### Task to complete
Write out the material exactly, with the pictures left out.

Items from a dataset
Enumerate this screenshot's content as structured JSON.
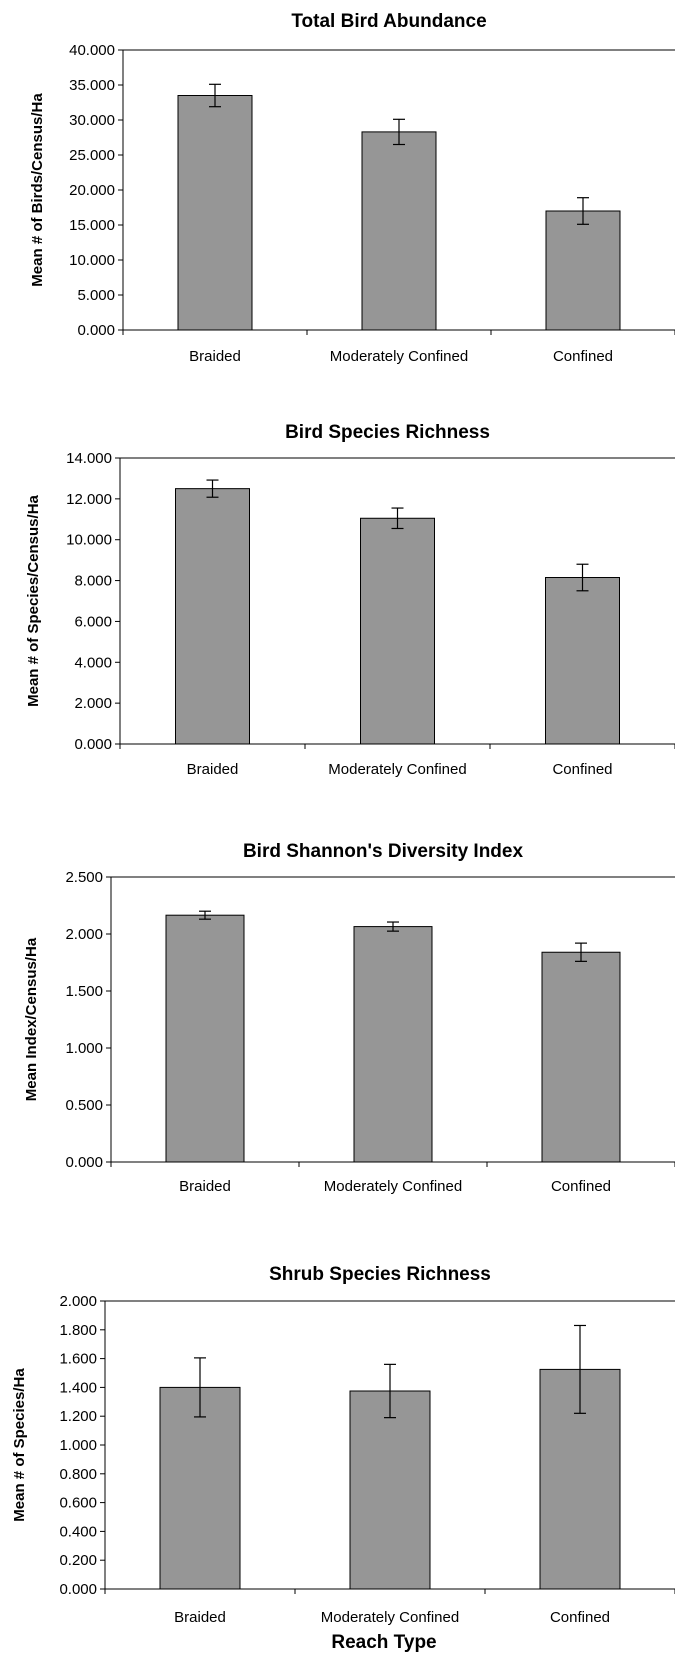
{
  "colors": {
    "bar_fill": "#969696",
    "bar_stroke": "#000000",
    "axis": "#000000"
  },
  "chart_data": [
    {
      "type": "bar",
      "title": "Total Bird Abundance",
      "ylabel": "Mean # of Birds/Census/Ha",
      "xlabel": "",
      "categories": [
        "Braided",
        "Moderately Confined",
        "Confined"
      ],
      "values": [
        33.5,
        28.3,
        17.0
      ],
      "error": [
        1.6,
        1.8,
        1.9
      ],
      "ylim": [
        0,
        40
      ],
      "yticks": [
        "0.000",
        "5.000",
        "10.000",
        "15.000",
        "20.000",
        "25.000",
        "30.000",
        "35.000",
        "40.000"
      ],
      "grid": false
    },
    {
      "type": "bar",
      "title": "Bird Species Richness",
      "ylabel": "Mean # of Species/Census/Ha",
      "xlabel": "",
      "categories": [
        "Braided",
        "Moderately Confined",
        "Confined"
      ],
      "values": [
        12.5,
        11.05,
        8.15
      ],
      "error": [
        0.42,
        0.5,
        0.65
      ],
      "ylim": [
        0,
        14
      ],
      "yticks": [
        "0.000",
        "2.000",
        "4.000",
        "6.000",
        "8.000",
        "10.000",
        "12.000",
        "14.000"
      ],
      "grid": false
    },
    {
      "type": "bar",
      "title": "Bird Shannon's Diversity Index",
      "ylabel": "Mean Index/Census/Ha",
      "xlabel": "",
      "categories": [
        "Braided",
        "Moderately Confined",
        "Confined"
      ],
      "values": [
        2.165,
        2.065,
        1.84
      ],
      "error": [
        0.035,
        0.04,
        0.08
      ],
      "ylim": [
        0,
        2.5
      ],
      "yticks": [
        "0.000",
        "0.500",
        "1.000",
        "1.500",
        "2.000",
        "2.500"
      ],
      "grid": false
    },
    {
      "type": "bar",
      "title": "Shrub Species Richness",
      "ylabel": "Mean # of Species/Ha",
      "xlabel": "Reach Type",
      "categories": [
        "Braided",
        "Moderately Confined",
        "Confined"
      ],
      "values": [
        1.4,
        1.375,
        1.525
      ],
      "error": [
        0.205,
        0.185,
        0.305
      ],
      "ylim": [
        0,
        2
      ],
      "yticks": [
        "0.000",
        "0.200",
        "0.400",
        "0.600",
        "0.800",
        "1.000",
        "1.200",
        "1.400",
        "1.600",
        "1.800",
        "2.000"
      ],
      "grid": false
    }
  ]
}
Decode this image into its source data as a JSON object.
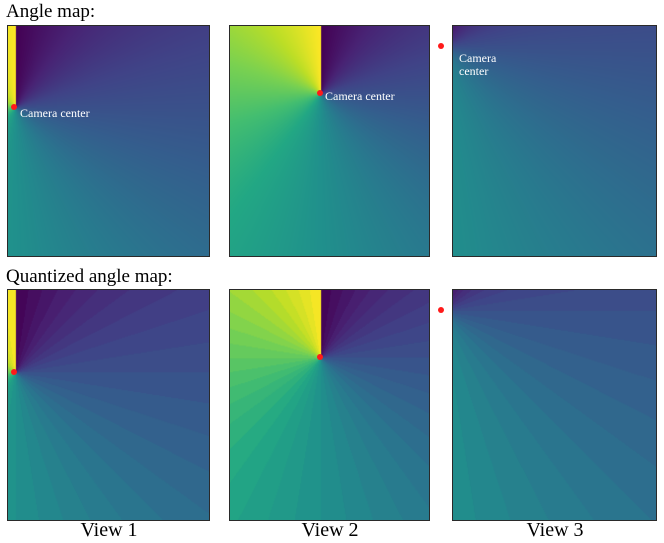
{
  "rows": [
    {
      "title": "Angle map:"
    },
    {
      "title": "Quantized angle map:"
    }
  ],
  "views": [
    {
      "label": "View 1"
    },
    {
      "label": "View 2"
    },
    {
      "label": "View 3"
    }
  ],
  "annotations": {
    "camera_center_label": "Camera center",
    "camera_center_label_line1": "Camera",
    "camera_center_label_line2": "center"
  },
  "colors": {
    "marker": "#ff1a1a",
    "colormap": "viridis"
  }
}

### Final answer
Enumerate this screenshot's content as structured JSON.
{
  "colors": {
    "bar_fill": "#969696",
    "bar_stroke": "#000000",
    "axis": "#000000"
  },
  "chart_data": [
    {
      "type": "bar",
      "title": "Total Bird Abundance",
      "ylabel": "Mean # of Birds/Census/Ha",
      "xlabel": "",
      "categories": [
        "Braided",
        "Moderately Confined",
        "Confined"
      ],
      "values": [
        33.5,
        28.3,
        17.0
      ],
      "error": [
        1.6,
        1.8,
        1.9
      ],
      "ylim": [
        0,
        40
      ],
      "yticks": [
        "0.000",
        "5.000",
        "10.000",
        "15.000",
        "20.000",
        "25.000",
        "30.000",
        "35.000",
        "40.000"
      ],
      "grid": false
    },
    {
      "type": "bar",
      "title": "Bird Species Richness",
      "ylabel": "Mean # of Species/Census/Ha",
      "xlabel": "",
      "categories": [
        "Braided",
        "Moderately Confined",
        "Confined"
      ],
      "values": [
        12.5,
        11.05,
        8.15
      ],
      "error": [
        0.42,
        0.5,
        0.65
      ],
      "ylim": [
        0,
        14
      ],
      "yticks": [
        "0.000",
        "2.000",
        "4.000",
        "6.000",
        "8.000",
        "10.000",
        "12.000",
        "14.000"
      ],
      "grid": false
    },
    {
      "type": "bar",
      "title": "Bird Shannon's Diversity Index",
      "ylabel": "Mean Index/Census/Ha",
      "xlabel": "",
      "categories": [
        "Braided",
        "Moderately Confined",
        "Confined"
      ],
      "values": [
        2.165,
        2.065,
        1.84
      ],
      "error": [
        0.035,
        0.04,
        0.08
      ],
      "ylim": [
        0,
        2.5
      ],
      "yticks": [
        "0.000",
        "0.500",
        "1.000",
        "1.500",
        "2.000",
        "2.500"
      ],
      "grid": false
    },
    {
      "type": "bar",
      "title": "Shrub Species Richness",
      "ylabel": "Mean # of Species/Ha",
      "xlabel": "Reach Type",
      "categories": [
        "Braided",
        "Moderately Confined",
        "Confined"
      ],
      "values": [
        1.4,
        1.375,
        1.525
      ],
      "error": [
        0.205,
        0.185,
        0.305
      ],
      "ylim": [
        0,
        2
      ],
      "yticks": [
        "0.000",
        "0.200",
        "0.400",
        "0.600",
        "0.800",
        "1.000",
        "1.200",
        "1.400",
        "1.600",
        "1.800",
        "2.000"
      ],
      "grid": false
    }
  ]
}
Decode this image into its source data as a JSON object.
{
  "rows": [
    {
      "title": "Angle map:"
    },
    {
      "title": "Quantized angle map:"
    }
  ],
  "views": [
    {
      "label": "View 1"
    },
    {
      "label": "View 2"
    },
    {
      "label": "View 3"
    }
  ],
  "annotations": {
    "camera_center_label": "Camera center",
    "camera_center_label_line1": "Camera",
    "camera_center_label_line2": "center"
  },
  "colors": {
    "marker": "#ff1a1a",
    "colormap": "viridis"
  }
}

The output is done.